Data records:
## START
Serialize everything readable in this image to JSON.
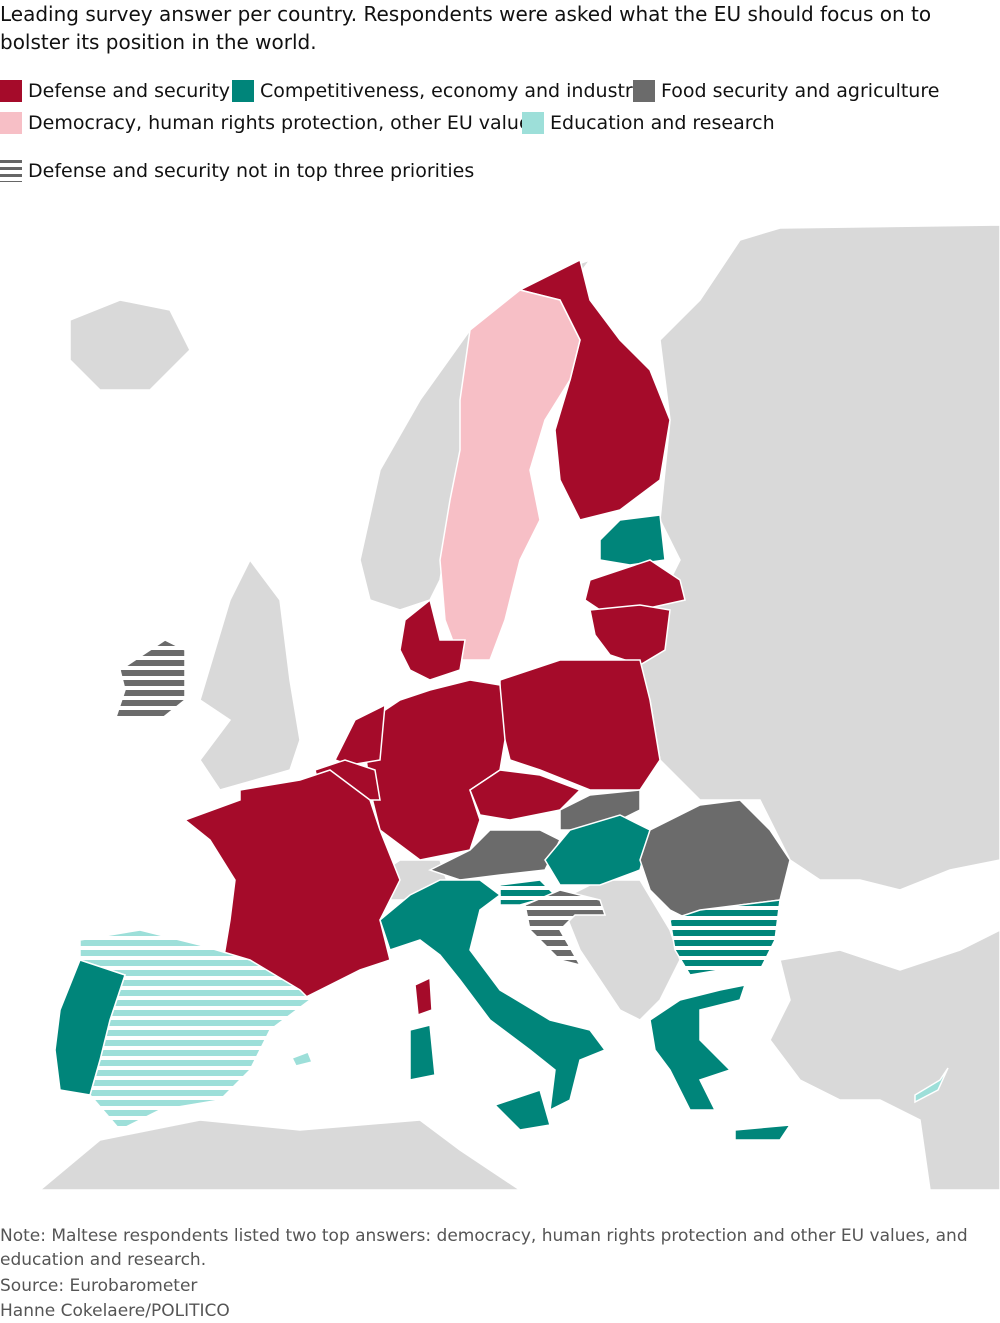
{
  "title": "Leading survey answer per country. Respondents were asked what the EU should focus on to bolster its position in the world.",
  "legend": [
    {
      "label": "Defense and security",
      "color": "#a50b2a"
    },
    {
      "label": "Competitiveness, economy and industry",
      "color": "#00857a"
    },
    {
      "label": "Food security and agriculture",
      "color": "#6b6b6b"
    },
    {
      "label": "Democracy, human rights protection, other EU values",
      "color": "#f7bfc6"
    },
    {
      "label": "Education and research",
      "color": "#9ddfd9"
    }
  ],
  "hatch_legend": "Defense and security not in top three priorities",
  "note": "Note: Maltese respondents listed two top answers: democracy, human rights protection and other EU values, and education and research.",
  "source": "Source: Eurobarometer",
  "credit": "Hanne Cokelaere/POLITICO"
}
## END
_WRITTEN REQUEST_
Images must not appear in the copy; reproduce everything else in the records verbatim.

_PROBLEM SOLUTION_
Serialize everything readable in this image to JSON.
{
  "title": "Leading survey answer per country. Respondents were asked what the EU should focus on to bolster its position in the world.",
  "legend": [
    {
      "label": "Defense and security",
      "color": "#a50b2a"
    },
    {
      "label": "Competitiveness, economy and industry",
      "color": "#00857a"
    },
    {
      "label": "Food security and agriculture",
      "color": "#6b6b6b"
    },
    {
      "label": "Democracy, human rights protection, other EU values",
      "color": "#f7bfc6"
    },
    {
      "label": "Education and research",
      "color": "#9ddfd9"
    }
  ],
  "hatch_legend": "Defense and security not in top three priorities",
  "note": "Note: Maltese respondents listed two top answers: democracy, human rights protection and other EU values, and education and research.",
  "source": "Source: Eurobarometer",
  "credit": "Hanne Cokelaere/POLITICO"
}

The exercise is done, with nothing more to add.